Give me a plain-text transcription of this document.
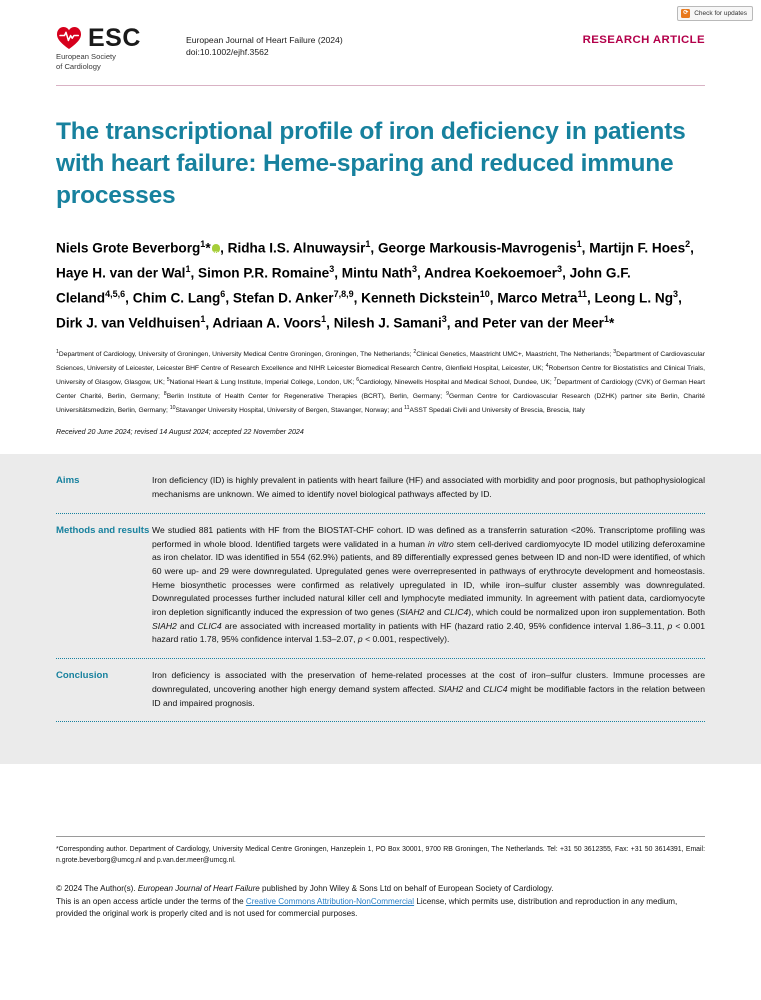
⟳ Check for updates
ESC
European Society
of Cardiology
European Journal of Heart Failure (2024)
doi:10.1002/ejhf.3562
RESEARCH ARTICLE
The transcriptional profile of iron deficiency in patients with heart failure: Heme-sparing and reduced immune processes
Niels Grote Beverborg$^1$* iD , Ridha I.S. Alnuwaysir$^1$, George Markousis-Mavrogenis$^1$, Martijn F. Hoes$^2$, Haye H. van der Wal$^1$, Simon P.R. Romaine$^3$, Mintu Nath$^3$, Andrea Koekoemoer$^3$, John G.F. Cleland$^{4,5,6}$, Chim C. Lang$^6$, Stefan D. Anker$^{7,8,9}$, Kenneth Dickstein$^{10}$, Marco Metra$^{11}$, Leong L. Ng$^3$, Dirk J. van Veldhuisen$^1$, Adriaan A. Voors$^1$, Nilesh J. Samani$^3$, and Peter van der Meer$^1$*
$^1$Department of Cardiology, University of Groningen, University Medical Centre Groningen, Groningen, The Netherlands; $^2$Clinical Genetics, Maastricht UMC+, Maastricht, The Netherlands; $^3$Department of Cardiovascular Sciences, University of Leicester, Leicester BHF Centre of Research Excellence and NIHR Leicester Biomedical Research Centre, Glenfield Hospital, Leicester, UK; $^4$Robertson Centre for Biostatistics and Clinical Trials, University of Glasgow, Glasgow, UK; $^5$National Heart & Lung Institute, Imperial College, London, UK; $^6$Cardiology, Ninewells Hospital and Medical School, Dundee, UK; $^7$Department of Cardiology (CVK) of German Heart Center Charité, Berlin, Germany; $^8$Berlin Institute of Health Center for Regenerative Therapies (BCRT), Berlin, Germany; $^9$German Centre for Cardiovascular Research (DZHK) partner site Berlin, Charité Universitätsmedizin, Berlin, Germany; $^{10}$Stavanger University Hospital, University of Bergen, Stavanger, Norway; and $^{11}$ASST Spedali Civili and University of Brescia, Brescia, Italy
Received 20 June 2024; revised 14 August 2024; accepted 22 November 2024
Aims	Iron deficiency (ID) is highly prevalent in patients with heart failure (HF) and associated with morbidity and poor prognosis, but pathophysiological mechanisms are unknown. We aimed to identify novel biological pathways affected by ID.
Methods and results We studied 881 patients with HF from the BIOSTAT-CHF cohort. ID was defined as a transferrin saturation <20%. Transcriptome profiling was performed in whole blood. Identified targets were validated in a human in vitro stem cell-derived cardiomyocyte ID model utilizing deferoxamine as iron chelator. ID was identified in 554 (62.9%) patients, and 89 differentially expressed genes between ID and non-ID were identified, of which 60 were up- and 29 were downregulated. Upregulated genes were overrepresented in pathways of erythrocyte development and homeostasis. Heme biosynthetic processes were confirmed as relatively upregulated in ID, while iron–sulfur cluster assembly was downregulated. Downregulated processes further included natural killer cell and lymphocyte mediated immunity. In agreement with patient data, cardiomyocyte iron depletion significantly induced the expression of two genes (SIAH2 and CLIC4), which could be normalized upon iron supplementation. Both SIAH2 and CLIC4 are associated with increased mortality in patients with HF (hazard ratio 2.40, 95% confidence interval 1.86–3.11, p < 0.001 hazard ratio 1.78, 95% confidence interval 1.53–2.07, p < 0.001, respectively).
Conclusion	Iron deficiency is associated with the preservation of heme-related processes at the cost of iron–sulfur clusters. Immune processes are downregulated, uncovering another high energy demand system affected. SIAH2 and CLIC4 might be modifiable factors in the relation between ID and impaired prognosis.
*Corresponding author. Department of Cardiology, University Medical Centre Groningen, Hanzeplein 1, PO Box 30001, 9700 RB Groningen, The Netherlands. Tel: +31 50 3612355, Fax: +31 50 3614391, Email: n.grote.beverborg@umcg.nl and p.van.der.meer@umcg.nl.
© 2024 The Author(s). European Journal of Heart Failure published by John Wiley & Sons Ltd on behalf of European Society of Cardiology.
This is an open access article under the terms of the Creative Commons Attribution-NonCommercial License, which permits use, distribution and reproduction in any medium, provided the original work is properly cited and is not used for commercial purposes.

• _TASK ITEM_: Scan the entries for lines holding the string "Journal", then copy every one of them.

• _ANSWER BOX_:
European Journal of Heart Failure (2024)
© 2024 The Author(s). European Journal of Heart Failure published by John Wiley & Sons Ltd on behalf of European Society of Cardiology.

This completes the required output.